_OBJECTIVE_. Here are some records. Copy each one exactly.

==== DATA TO USE ====

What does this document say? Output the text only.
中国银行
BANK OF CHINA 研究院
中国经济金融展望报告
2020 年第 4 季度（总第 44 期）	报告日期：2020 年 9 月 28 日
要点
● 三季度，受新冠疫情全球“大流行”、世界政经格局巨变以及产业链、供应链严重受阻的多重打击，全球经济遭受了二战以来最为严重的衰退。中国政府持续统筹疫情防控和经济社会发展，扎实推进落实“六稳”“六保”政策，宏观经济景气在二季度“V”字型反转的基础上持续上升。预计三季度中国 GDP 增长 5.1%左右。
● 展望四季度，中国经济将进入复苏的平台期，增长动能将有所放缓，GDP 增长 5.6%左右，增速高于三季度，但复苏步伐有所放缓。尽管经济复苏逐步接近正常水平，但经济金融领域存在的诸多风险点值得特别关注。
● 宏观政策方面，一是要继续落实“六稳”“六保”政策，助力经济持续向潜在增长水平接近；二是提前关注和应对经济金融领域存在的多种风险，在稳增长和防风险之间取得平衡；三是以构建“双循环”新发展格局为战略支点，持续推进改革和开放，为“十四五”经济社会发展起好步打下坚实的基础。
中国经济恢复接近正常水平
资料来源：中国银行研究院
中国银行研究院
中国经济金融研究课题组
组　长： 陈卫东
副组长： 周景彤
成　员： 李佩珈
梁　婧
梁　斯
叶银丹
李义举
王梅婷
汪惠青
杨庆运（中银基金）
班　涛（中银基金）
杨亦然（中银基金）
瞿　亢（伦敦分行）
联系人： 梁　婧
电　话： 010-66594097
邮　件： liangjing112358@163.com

====

_ANSWER TO THIS TASK_.
What does this document say? Output the text only.
中国银行
BANK OF CHINA 研究院
中国经济金融展望报告
2020 年第 4 季度（总第 44 期）	报告日期：2020 年 9 月 28 日
要点
● 三季度，受新冠疫情全球“大流行”、世界政经格局巨变以及产业链、供应链严重受阻的多重打击，全球经济遭受了二战以来最为严重的衰退。中国政府持续统筹疫情防控和经济社会发展，扎实推进落实“六稳”“六保”政策，宏观经济景气在二季度“V”字型反转的基础上持续上升。预计三季度中国 GDP 增长 5.1%左右。
● 展望四季度，中国经济将进入复苏的平台期，增长动能将有所放缓，GDP 增长 5.6%左右，增速高于三季度，但复苏步伐有所放缓。尽管经济复苏逐步接近正常水平，但经济金融领域存在的诸多风险点值得特别关注。
● 宏观政策方面，一是要继续落实“六稳”“六保”政策，助力经济持续向潜在增长水平接近；二是提前关注和应对经济金融领域存在的多种风险，在稳增长和防风险之间取得平衡；三是以构建“双循环”新发展格局为战略支点，持续推进改革和开放，为“十四五”经济社会发展起好步打下坚实的基础。
中国经济恢复接近正常水平
资料来源：中国银行研究院
中国银行研究院
中国经济金融研究课题组
组　长： 陈卫东
副组长： 周景彤
成　员： 李佩珈
梁　婧
梁　斯
叶银丹
李义举
王梅婷
汪惠青
杨庆运（中银基金）
班　涛（中银基金）
杨亦然（中银基金）
瞿　亢（伦敦分行）
联系人： 梁　婧
电　话： 010-66594097
邮　件： liangjing112358@163.com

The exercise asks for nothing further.